> **STORED ROWS**:

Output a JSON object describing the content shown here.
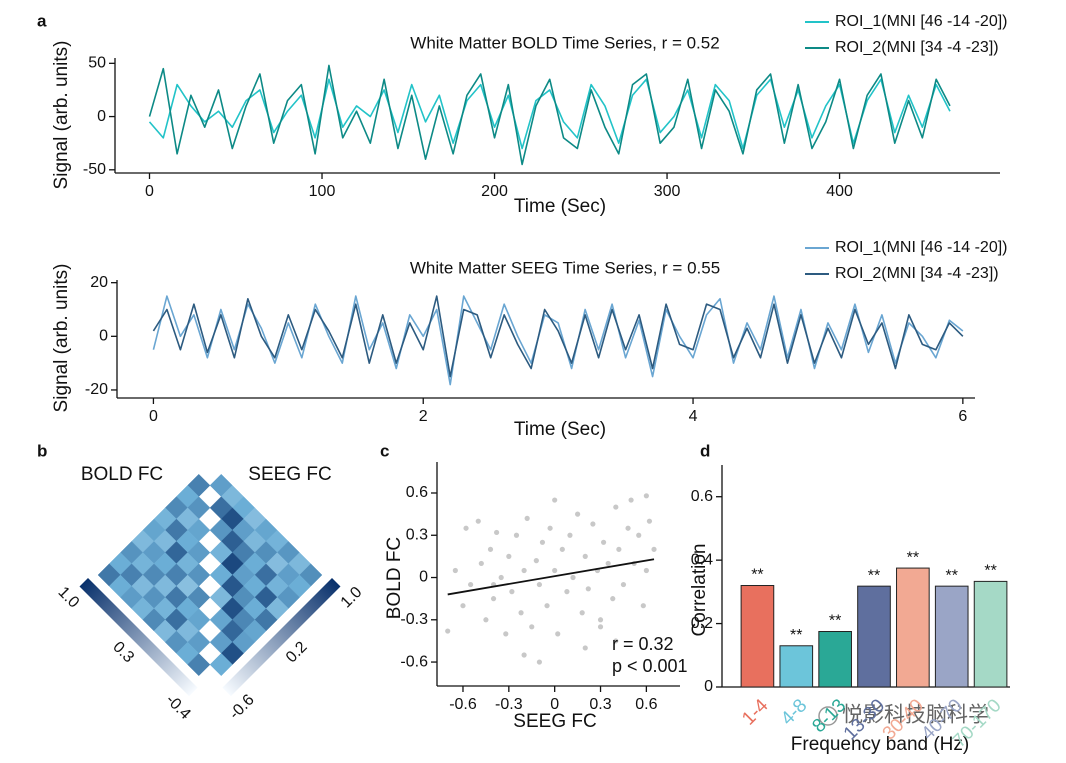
{
  "panel_labels": [
    "a",
    "b",
    "c",
    "d"
  ],
  "watermark": "悦影科技脑科学",
  "chart_data": [
    {
      "type": "line",
      "title": "White Matter BOLD Time Series, r = 0.52",
      "xlabel": "Time (Sec)",
      "ylabel": "Signal (arb. units)",
      "x": [
        0,
        8,
        16,
        24,
        32,
        40,
        48,
        56,
        64,
        72,
        80,
        88,
        96,
        104,
        112,
        120,
        128,
        136,
        144,
        152,
        160,
        168,
        176,
        184,
        192,
        200,
        208,
        216,
        224,
        232,
        240,
        248,
        256,
        264,
        272,
        280,
        288,
        296,
        304,
        312,
        320,
        328,
        336,
        344,
        352,
        360,
        368,
        376,
        384,
        392,
        400,
        408,
        416,
        424,
        432,
        440,
        448,
        456,
        464
      ],
      "series": [
        {
          "name": "ROI_1(MNI [46 -14 -20])",
          "color": "#22c3c8",
          "values": [
            -5,
            -20,
            30,
            10,
            -5,
            5,
            -10,
            15,
            25,
            -15,
            5,
            20,
            -20,
            35,
            -10,
            10,
            0,
            25,
            -15,
            30,
            -5,
            20,
            -25,
            15,
            30,
            -10,
            20,
            -30,
            15,
            25,
            -5,
            -20,
            30,
            10,
            -25,
            20,
            35,
            -15,
            0,
            25,
            -20,
            30,
            15,
            -30,
            20,
            35,
            -10,
            25,
            -20,
            10,
            30,
            -25,
            15,
            35,
            -15,
            20,
            -10,
            30,
            5
          ]
        },
        {
          "name": "ROI_2(MNI [34 -4 -23])",
          "color": "#0d8a86",
          "values": [
            0,
            45,
            -35,
            20,
            -10,
            25,
            -30,
            10,
            40,
            -25,
            15,
            30,
            -35,
            48,
            -20,
            5,
            -25,
            35,
            -30,
            20,
            -40,
            10,
            -35,
            20,
            40,
            -20,
            30,
            -45,
            10,
            35,
            -20,
            -30,
            25,
            -10,
            -35,
            30,
            40,
            -25,
            -10,
            35,
            -30,
            25,
            5,
            -35,
            25,
            40,
            -25,
            30,
            -30,
            -5,
            35,
            -30,
            20,
            40,
            -25,
            15,
            -20,
            35,
            10
          ]
        }
      ],
      "xlim": [
        -20,
        493
      ],
      "ylim": [
        -53,
        55
      ],
      "xticks": [
        0,
        100,
        200,
        300,
        400
      ],
      "yticks": [
        -50,
        0,
        50
      ]
    },
    {
      "type": "line",
      "title": "White Matter SEEG Time Series, r = 0.55",
      "xlabel": "Time (Sec)",
      "ylabel": "Signal (arb. units)",
      "x": [
        0,
        0.1,
        0.2,
        0.3,
        0.4,
        0.5,
        0.6,
        0.7,
        0.8,
        0.9,
        1,
        1.1,
        1.2,
        1.3,
        1.4,
        1.5,
        1.6,
        1.7,
        1.8,
        1.9,
        2,
        2.1,
        2.2,
        2.3,
        2.4,
        2.5,
        2.6,
        2.7,
        2.8,
        2.9,
        3,
        3.1,
        3.2,
        3.3,
        3.4,
        3.5,
        3.6,
        3.7,
        3.8,
        3.9,
        4,
        4.1,
        4.2,
        4.3,
        4.4,
        4.5,
        4.6,
        4.7,
        4.8,
        4.9,
        5,
        5.1,
        5.2,
        5.3,
        5.4,
        5.5,
        5.6,
        5.7,
        5.8,
        5.9,
        6
      ],
      "series": [
        {
          "name": "ROI_1(MNI [46 -14 -20])",
          "color": "#6aa6d2",
          "values": [
            -5,
            15,
            0,
            8,
            -8,
            10,
            -5,
            12,
            3,
            -10,
            5,
            -8,
            12,
            0,
            -10,
            15,
            -5,
            5,
            -12,
            8,
            0,
            10,
            -18,
            15,
            5,
            -5,
            12,
            0,
            -10,
            8,
            5,
            -12,
            10,
            -5,
            12,
            -8,
            6,
            -15,
            10,
            0,
            -8,
            8,
            14,
            -10,
            5,
            -5,
            15,
            -8,
            10,
            -12,
            5,
            -5,
            12,
            -6,
            8,
            -10,
            5,
            0,
            -8,
            6,
            2
          ]
        },
        {
          "name": "ROI_2(MNI [34 -4 -23])",
          "color": "#2d5b80",
          "values": [
            2,
            10,
            -5,
            12,
            -6,
            8,
            -8,
            14,
            0,
            -8,
            8,
            -5,
            10,
            2,
            -8,
            12,
            -10,
            8,
            -10,
            5,
            -5,
            15,
            -15,
            10,
            8,
            -8,
            8,
            -3,
            -12,
            10,
            2,
            -10,
            8,
            -8,
            10,
            -5,
            8,
            -12,
            12,
            -3,
            -5,
            12,
            10,
            -8,
            3,
            -8,
            12,
            -10,
            8,
            -10,
            3,
            -8,
            10,
            -3,
            5,
            -12,
            8,
            -3,
            -5,
            5,
            0
          ]
        }
      ],
      "xlim": [
        -0.27,
        6.09
      ],
      "ylim": [
        -23,
        21
      ],
      "xticks": [
        0,
        2,
        4,
        6
      ],
      "yticks": [
        -20,
        0,
        20
      ]
    },
    {
      "type": "heatmap",
      "series": [
        {
          "name": "BOLD FC",
          "clim": [
            -0.4,
            1.0
          ],
          "cticks": [
            {
              "value": 1,
              "label": "1.0"
            },
            0.3,
            -0.4
          ],
          "rows": [
            [
              0.55
            ],
            [
              0.3,
              0.45
            ],
            [
              0.5,
              0.2,
              0.35
            ],
            [
              0.25,
              0.6,
              0.3,
              0.4
            ],
            [
              0.35,
              0.2,
              0.7,
              0.25,
              0.45
            ],
            [
              0.2,
              0.4,
              0.3,
              0.55,
              0.15,
              0.5
            ],
            [
              0.45,
              0.25,
              0.5,
              0.2,
              0.6,
              0.3,
              0.35
            ],
            [
              0.3,
              0.55,
              0.2,
              0.45,
              0.25,
              0.65,
              0.2,
              0.4
            ],
            [
              0.6,
              0.3,
              0.4,
              0.25,
              0.5,
              0.2,
              0.45,
              0.3,
              0.55
            ]
          ]
        },
        {
          "name": "SEEG FC",
          "clim": [
            -0.6,
            1.0
          ],
          "cticks": [
            {
              "value": 1,
              "label": "1.0"
            },
            0.2,
            -0.6
          ],
          "rows": [
            [
              0.3
            ],
            [
              0.1,
              0.6
            ],
            [
              0.2,
              0.8,
              0.35
            ],
            [
              0.05,
              0.3,
              0.7,
              0.15
            ],
            [
              0.25,
              0.1,
              0.5,
              0.85,
              0.2
            ],
            [
              0.15,
              0.4,
              0.2,
              0.3,
              0.75,
              0.1
            ],
            [
              0.35,
              0.05,
              0.6,
              0.2,
              0.4,
              0.8,
              0.25
            ],
            [
              0.1,
              0.3,
              0.15,
              0.7,
              0.2,
              0.45,
              0.65,
              0.3
            ],
            [
              0.4,
              0.2,
              0.35,
              0.1,
              0.55,
              0.25,
              0.3,
              0.8,
              0.2
            ]
          ]
        }
      ]
    },
    {
      "type": "scatter",
      "xlabel": "SEEG FC",
      "ylabel": "BOLD FC",
      "color": "#c8c8c8",
      "x": [
        -0.7,
        -0.65,
        -0.6,
        -0.58,
        -0.55,
        -0.5,
        -0.48,
        -0.45,
        -0.42,
        -0.4,
        -0.38,
        -0.35,
        -0.32,
        -0.3,
        -0.28,
        -0.25,
        -0.22,
        -0.2,
        -0.18,
        -0.15,
        -0.12,
        -0.1,
        -0.08,
        -0.05,
        -0.03,
        0,
        0.02,
        0.05,
        0.08,
        0.1,
        0.12,
        0.15,
        0.18,
        0.2,
        0.22,
        0.25,
        0.28,
        0.3,
        0.32,
        0.35,
        0.38,
        0.4,
        0.42,
        0.45,
        0.48,
        0.5,
        0.52,
        0.55,
        0.58,
        0.6,
        0.62,
        0.65,
        -0.4,
        -0.2,
        0,
        0.2,
        0.4,
        0.6,
        -0.1,
        0.3
      ],
      "y": [
        -0.38,
        0.05,
        -0.2,
        0.35,
        -0.05,
        0.4,
        0.1,
        -0.3,
        0.2,
        -0.15,
        0.32,
        0,
        -0.4,
        0.15,
        -0.1,
        0.3,
        -0.25,
        0.05,
        0.42,
        -0.35,
        0.12,
        -0.05,
        0.25,
        -0.2,
        0.35,
        0.05,
        -0.4,
        0.2,
        -0.1,
        0.3,
        0,
        0.45,
        -0.25,
        0.15,
        -0.08,
        0.38,
        0.05,
        -0.3,
        0.25,
        0.1,
        -0.15,
        0.5,
        0.2,
        -0.05,
        0.35,
        0.55,
        0.1,
        0.3,
        -0.2,
        0.58,
        0.4,
        0.2,
        -0.05,
        -0.55,
        0.55,
        -0.5,
        -0.45,
        0.05,
        -0.6,
        -0.35
      ],
      "fit": {
        "x": [
          -0.7,
          0.65
        ],
        "y": [
          -0.12,
          0.13
        ]
      },
      "annotations": [
        "r = 0.32",
        "p < 0.001"
      ],
      "xlim": [
        -0.77,
        0.82
      ],
      "ylim": [
        -0.77,
        0.82
      ],
      "xticks": [
        -0.6,
        -0.3,
        0,
        0.3,
        0.6
      ],
      "yticks": [
        -0.6,
        -0.3,
        0,
        0.3,
        0.6
      ]
    },
    {
      "type": "bar",
      "xlabel": "Frequency band (Hz)",
      "ylabel": "Correlation",
      "categories": [
        "1-4",
        "4-8",
        "8-13",
        "13-30",
        "30-40",
        "40-70",
        "70-170"
      ],
      "values": [
        0.32,
        0.13,
        0.175,
        0.318,
        0.375,
        0.318,
        0.333
      ],
      "significance": [
        "**",
        "**",
        "**",
        "**",
        "**",
        "**",
        "**"
      ],
      "colors": [
        "#e8705e",
        "#6cc5da",
        "#2aa896",
        "#5f6f9e",
        "#f2a993",
        "#9aa5c6",
        "#a5d9c6"
      ],
      "ylim": [
        0,
        0.7
      ],
      "yticks": [
        0,
        0.2,
        0.4,
        0.6
      ]
    }
  ]
}
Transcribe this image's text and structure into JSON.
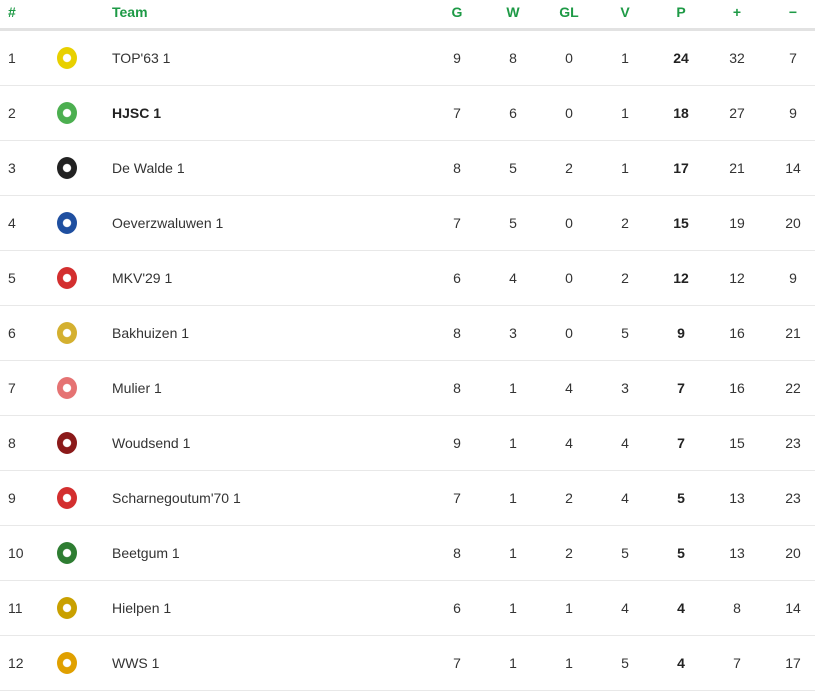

> **INSTRUCTIONS FOR THE TASK**: Look through the material above. Copy each line where the word "type" appears.

> **WORKED ANSWER**:
      "type": "line",
      "type": "line",
      "type": "heatmap",
      "type": "scatter",
      "type": "bar",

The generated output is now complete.